Return the lines where the word "grid" occurs.

┌──

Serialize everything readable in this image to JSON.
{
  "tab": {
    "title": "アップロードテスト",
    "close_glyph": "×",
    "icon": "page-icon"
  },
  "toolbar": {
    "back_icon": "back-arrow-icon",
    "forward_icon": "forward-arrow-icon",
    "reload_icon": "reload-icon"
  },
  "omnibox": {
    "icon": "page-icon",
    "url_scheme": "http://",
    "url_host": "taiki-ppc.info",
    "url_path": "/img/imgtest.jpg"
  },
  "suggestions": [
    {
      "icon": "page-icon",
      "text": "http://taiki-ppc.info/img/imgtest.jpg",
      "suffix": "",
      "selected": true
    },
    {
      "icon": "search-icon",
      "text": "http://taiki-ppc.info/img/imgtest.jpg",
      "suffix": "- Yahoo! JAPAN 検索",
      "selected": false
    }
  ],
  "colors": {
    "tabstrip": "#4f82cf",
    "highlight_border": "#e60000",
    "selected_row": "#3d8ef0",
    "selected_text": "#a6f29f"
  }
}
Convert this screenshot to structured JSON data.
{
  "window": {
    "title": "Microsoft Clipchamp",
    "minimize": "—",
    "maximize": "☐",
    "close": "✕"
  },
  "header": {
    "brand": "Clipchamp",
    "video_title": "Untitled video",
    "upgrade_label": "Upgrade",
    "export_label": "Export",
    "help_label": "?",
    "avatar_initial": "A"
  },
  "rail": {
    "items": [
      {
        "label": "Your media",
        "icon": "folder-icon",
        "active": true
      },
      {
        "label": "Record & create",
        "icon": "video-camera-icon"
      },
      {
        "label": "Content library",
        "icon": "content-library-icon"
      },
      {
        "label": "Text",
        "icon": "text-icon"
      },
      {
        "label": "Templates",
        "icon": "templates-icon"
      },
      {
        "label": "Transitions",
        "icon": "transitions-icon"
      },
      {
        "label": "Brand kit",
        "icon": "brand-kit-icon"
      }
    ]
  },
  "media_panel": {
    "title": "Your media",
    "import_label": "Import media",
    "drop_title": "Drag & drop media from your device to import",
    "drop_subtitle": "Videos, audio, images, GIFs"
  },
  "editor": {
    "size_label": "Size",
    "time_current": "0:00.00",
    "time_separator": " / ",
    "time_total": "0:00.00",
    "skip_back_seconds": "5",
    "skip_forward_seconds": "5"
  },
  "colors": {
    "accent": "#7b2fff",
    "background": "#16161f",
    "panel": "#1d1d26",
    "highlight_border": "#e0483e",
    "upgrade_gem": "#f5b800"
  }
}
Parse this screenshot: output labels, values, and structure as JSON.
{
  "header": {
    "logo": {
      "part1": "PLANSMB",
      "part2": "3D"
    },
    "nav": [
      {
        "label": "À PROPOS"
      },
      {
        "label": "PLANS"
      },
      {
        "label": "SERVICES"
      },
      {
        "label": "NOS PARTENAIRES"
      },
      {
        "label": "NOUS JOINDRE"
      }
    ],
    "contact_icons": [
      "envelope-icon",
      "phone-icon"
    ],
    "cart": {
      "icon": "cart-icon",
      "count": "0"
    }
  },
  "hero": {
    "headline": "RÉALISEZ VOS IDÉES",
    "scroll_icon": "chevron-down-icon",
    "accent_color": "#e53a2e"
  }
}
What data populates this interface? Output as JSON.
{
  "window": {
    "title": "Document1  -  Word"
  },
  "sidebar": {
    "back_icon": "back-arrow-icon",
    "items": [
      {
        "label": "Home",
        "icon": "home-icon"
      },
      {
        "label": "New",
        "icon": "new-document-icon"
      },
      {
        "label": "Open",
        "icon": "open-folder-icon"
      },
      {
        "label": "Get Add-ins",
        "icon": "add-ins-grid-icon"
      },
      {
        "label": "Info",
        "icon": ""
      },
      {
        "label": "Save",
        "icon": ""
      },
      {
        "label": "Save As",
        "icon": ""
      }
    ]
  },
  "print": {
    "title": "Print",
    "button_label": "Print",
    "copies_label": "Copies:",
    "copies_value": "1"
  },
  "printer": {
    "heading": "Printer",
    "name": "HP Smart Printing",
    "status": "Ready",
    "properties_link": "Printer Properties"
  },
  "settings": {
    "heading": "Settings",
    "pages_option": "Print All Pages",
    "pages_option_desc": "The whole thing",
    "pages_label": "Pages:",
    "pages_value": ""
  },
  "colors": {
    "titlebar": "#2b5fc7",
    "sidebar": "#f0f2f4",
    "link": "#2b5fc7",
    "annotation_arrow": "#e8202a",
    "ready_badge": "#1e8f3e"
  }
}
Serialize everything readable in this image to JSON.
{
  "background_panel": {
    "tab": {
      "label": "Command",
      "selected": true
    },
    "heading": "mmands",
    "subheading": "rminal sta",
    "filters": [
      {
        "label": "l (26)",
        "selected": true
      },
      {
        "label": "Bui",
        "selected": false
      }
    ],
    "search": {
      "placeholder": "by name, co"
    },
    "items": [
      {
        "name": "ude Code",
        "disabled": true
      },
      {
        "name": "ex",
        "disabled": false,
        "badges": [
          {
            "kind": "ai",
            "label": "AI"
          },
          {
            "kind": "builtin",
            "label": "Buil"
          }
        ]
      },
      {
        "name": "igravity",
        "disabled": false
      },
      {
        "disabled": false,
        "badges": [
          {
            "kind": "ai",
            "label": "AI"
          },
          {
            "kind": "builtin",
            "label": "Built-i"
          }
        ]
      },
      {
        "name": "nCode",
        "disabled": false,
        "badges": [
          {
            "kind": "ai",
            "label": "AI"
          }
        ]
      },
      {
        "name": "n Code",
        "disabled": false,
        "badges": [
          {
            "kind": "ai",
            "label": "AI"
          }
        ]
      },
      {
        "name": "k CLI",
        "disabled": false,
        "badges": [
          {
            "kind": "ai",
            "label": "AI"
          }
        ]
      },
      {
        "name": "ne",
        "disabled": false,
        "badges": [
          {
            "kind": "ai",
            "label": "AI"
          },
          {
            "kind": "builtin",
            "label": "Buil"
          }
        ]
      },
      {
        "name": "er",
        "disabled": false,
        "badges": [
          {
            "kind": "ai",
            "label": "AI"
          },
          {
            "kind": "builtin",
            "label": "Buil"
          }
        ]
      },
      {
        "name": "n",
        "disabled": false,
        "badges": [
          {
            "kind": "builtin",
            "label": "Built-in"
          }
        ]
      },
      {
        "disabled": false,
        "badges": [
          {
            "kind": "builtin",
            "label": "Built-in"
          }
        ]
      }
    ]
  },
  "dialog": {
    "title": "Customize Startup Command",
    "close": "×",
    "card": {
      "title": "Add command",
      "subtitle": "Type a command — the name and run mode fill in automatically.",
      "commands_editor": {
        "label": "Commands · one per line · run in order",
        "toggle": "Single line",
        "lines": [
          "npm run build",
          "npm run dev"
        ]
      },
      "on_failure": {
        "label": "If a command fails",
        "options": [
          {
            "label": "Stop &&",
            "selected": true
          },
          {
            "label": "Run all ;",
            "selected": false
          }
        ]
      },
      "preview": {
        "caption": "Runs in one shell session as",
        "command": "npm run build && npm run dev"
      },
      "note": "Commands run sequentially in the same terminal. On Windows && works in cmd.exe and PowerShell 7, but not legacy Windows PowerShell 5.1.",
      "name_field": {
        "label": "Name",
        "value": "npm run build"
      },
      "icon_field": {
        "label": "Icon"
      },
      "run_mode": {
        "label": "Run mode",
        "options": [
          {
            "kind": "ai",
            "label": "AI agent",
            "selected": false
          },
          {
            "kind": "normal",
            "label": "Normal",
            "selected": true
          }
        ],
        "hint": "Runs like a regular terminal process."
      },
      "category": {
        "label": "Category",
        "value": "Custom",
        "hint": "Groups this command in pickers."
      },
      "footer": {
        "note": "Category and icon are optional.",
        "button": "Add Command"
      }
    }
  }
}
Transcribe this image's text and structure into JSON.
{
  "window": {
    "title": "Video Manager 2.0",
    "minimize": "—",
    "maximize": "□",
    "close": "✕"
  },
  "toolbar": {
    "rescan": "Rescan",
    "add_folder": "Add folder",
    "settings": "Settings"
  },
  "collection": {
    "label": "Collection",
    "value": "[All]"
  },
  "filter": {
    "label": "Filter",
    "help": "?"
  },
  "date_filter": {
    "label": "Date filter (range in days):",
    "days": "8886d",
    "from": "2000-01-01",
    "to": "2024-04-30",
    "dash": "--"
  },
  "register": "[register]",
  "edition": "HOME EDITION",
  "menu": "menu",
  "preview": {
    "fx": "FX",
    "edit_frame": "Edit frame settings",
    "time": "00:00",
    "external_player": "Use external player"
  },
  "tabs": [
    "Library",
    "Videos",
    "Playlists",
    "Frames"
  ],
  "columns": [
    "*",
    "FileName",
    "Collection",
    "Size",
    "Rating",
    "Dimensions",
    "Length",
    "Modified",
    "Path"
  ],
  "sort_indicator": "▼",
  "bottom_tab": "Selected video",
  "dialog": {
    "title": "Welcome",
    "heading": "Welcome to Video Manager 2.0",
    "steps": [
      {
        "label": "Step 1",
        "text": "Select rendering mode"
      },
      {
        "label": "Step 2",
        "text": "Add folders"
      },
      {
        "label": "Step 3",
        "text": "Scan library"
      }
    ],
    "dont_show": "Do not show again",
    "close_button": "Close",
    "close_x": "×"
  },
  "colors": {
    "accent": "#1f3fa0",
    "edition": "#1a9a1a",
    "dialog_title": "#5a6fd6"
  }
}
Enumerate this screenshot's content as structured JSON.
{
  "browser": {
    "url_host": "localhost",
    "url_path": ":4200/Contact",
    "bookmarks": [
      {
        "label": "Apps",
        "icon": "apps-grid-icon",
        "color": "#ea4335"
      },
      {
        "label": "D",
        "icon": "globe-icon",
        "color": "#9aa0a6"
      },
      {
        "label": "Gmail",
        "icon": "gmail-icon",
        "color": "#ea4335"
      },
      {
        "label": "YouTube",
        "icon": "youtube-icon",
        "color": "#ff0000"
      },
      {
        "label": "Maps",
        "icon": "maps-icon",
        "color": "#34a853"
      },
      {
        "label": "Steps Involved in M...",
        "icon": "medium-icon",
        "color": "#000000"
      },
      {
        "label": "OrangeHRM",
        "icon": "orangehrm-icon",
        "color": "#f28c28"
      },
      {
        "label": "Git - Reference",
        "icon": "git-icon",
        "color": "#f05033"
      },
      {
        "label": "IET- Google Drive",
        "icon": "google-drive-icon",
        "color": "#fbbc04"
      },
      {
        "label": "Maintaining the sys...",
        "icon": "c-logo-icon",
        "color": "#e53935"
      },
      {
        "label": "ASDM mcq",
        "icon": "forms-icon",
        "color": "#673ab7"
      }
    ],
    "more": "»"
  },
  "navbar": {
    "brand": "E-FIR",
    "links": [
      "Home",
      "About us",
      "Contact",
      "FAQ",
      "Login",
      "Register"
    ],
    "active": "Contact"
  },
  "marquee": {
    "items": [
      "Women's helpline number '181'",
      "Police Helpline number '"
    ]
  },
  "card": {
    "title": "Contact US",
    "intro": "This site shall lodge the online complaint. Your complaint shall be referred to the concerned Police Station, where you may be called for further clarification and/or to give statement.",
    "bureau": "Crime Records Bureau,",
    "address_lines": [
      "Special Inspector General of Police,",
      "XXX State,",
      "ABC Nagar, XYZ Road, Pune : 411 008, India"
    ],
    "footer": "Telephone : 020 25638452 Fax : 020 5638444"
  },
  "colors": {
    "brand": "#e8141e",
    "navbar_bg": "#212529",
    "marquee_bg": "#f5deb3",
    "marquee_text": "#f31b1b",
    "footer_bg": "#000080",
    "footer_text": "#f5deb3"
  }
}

└──

#### RESULT FOR THIS TASK:
        "icon": "add-ins-grid-icon"
        "icon": "apps-grid-icon",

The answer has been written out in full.